● WORK TO DO:
Find the lines below that contain the string "data". Copy each one.

─── RECORDS

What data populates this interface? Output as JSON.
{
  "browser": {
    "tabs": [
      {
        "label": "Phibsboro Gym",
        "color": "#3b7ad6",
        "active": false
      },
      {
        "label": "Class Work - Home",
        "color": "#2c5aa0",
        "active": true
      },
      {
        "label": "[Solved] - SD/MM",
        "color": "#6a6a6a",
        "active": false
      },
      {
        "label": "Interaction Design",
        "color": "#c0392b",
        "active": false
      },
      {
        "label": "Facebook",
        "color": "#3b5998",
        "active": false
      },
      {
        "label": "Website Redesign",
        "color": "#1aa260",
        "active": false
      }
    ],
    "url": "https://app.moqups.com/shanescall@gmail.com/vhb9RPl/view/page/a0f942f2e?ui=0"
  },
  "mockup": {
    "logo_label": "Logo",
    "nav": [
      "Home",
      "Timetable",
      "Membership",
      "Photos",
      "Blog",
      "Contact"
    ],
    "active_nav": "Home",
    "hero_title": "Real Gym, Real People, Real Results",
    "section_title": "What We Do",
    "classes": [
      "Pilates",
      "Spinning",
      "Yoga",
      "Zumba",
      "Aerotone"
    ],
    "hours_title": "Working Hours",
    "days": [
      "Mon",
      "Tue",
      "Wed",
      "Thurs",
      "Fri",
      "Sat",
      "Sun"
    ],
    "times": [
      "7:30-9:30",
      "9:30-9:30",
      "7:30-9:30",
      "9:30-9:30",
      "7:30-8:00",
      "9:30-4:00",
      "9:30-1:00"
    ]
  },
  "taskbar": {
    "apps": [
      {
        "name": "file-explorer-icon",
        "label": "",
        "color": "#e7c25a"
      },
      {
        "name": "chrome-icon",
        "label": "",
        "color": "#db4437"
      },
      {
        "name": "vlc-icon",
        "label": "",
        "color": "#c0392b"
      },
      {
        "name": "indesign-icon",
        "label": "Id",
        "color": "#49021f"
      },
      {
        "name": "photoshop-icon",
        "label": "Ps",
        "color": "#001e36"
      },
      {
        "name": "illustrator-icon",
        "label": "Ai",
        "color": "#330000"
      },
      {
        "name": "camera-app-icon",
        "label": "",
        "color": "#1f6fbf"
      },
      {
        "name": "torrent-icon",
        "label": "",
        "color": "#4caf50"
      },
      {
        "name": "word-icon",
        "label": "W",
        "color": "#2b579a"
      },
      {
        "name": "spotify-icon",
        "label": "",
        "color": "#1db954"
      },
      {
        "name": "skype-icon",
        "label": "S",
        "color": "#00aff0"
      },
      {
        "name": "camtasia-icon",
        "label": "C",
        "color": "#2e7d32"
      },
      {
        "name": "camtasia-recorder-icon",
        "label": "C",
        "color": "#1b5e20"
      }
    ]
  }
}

──────
─── RECORDS

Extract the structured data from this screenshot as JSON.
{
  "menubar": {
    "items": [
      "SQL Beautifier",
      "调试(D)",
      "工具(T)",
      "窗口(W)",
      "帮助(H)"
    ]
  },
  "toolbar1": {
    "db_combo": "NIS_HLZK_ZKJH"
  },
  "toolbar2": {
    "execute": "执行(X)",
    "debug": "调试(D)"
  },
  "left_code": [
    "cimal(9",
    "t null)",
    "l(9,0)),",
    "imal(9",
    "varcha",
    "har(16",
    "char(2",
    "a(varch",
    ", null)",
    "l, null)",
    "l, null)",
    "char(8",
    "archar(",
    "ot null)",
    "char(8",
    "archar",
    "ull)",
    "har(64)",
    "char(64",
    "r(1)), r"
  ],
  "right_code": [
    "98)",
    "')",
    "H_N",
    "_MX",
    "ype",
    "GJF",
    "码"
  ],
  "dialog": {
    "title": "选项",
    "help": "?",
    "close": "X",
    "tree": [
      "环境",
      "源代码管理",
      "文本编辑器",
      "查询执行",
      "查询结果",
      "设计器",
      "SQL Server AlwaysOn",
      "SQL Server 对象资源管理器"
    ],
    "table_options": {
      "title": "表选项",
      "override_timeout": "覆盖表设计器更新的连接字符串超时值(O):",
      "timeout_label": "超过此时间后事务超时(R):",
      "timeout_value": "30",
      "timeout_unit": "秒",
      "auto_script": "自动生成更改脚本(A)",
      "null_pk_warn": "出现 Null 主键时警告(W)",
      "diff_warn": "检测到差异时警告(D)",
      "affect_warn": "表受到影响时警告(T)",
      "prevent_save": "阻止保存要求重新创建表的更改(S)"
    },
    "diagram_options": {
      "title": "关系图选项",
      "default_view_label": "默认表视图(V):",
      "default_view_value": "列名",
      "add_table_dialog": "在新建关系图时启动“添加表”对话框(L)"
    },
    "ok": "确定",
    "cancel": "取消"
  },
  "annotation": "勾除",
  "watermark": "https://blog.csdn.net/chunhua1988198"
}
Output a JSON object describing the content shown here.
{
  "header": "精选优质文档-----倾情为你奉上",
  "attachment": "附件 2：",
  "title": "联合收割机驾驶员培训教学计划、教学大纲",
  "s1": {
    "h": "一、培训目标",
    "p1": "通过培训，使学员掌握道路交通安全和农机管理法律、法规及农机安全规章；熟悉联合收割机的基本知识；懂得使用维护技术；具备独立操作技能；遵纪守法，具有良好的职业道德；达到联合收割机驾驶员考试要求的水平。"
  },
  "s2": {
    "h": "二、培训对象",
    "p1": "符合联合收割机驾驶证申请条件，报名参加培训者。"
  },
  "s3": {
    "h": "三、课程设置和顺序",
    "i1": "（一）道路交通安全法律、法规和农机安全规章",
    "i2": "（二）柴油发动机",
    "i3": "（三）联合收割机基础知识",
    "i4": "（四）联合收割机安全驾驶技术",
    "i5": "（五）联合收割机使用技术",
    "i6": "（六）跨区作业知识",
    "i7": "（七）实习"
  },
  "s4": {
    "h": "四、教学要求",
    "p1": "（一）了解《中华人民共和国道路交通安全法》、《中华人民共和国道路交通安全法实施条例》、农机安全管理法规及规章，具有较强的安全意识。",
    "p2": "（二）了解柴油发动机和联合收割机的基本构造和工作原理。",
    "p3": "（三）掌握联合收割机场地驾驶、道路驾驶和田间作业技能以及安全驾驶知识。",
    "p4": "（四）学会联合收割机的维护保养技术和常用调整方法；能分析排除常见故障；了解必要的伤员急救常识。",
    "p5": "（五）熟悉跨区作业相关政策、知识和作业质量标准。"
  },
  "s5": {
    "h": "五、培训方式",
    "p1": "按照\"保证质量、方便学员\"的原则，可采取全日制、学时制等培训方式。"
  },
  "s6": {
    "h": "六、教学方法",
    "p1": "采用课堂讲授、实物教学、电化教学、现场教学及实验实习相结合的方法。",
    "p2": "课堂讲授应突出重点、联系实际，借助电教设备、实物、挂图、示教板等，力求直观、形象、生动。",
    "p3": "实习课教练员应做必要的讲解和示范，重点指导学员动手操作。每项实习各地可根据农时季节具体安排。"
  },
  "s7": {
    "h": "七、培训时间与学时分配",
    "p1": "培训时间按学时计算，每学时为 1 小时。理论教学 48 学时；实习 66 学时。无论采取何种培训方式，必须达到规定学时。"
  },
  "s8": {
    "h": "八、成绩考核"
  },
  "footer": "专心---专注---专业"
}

──────
─── RECORDS

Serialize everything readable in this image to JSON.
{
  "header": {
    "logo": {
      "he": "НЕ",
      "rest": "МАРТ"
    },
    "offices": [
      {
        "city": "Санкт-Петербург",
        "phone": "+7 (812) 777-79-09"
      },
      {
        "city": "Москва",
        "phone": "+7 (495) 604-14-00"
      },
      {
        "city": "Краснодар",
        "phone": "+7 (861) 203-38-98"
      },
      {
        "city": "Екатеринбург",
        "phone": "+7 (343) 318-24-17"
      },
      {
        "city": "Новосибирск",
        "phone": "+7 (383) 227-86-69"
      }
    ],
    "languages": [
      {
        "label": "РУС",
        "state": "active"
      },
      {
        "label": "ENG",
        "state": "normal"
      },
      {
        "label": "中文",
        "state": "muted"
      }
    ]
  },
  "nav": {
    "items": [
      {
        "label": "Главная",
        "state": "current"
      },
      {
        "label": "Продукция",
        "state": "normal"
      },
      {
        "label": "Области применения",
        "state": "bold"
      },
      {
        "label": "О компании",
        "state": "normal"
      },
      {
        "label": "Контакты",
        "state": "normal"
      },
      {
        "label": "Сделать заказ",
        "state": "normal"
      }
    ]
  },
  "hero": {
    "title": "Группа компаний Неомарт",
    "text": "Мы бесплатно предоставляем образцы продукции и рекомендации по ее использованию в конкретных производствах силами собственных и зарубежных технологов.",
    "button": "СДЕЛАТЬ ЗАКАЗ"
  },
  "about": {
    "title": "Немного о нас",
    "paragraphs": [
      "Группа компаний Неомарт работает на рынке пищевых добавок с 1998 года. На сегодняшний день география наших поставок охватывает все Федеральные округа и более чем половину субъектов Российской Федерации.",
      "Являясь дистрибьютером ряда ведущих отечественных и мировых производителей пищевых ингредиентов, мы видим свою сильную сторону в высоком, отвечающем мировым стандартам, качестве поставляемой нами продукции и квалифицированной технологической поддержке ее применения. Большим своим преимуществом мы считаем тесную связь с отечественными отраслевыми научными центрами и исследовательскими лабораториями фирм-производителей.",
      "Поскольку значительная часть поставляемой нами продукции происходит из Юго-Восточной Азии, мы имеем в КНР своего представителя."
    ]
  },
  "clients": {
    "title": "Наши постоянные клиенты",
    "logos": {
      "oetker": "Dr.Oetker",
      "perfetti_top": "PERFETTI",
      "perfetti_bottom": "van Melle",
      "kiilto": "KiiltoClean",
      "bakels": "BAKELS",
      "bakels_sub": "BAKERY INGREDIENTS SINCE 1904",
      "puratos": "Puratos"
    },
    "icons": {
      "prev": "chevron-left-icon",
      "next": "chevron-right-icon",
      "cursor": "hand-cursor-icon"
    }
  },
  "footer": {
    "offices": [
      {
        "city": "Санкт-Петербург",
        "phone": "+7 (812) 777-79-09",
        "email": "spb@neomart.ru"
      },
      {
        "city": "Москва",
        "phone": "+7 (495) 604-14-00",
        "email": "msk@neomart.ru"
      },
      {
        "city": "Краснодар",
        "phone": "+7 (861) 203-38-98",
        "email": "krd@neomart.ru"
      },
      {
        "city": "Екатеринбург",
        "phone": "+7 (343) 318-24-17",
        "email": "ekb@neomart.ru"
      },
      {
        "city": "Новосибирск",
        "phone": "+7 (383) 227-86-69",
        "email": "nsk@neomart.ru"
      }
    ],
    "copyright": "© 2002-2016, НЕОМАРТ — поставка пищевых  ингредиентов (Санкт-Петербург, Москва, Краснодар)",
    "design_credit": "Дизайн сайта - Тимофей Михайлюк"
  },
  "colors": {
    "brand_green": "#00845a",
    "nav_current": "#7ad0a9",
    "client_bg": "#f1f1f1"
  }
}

──────

● THE COMPLETED TASK:
What data populates this interface? Output as JSON.
Extract the structured data from this screenshot as JSON.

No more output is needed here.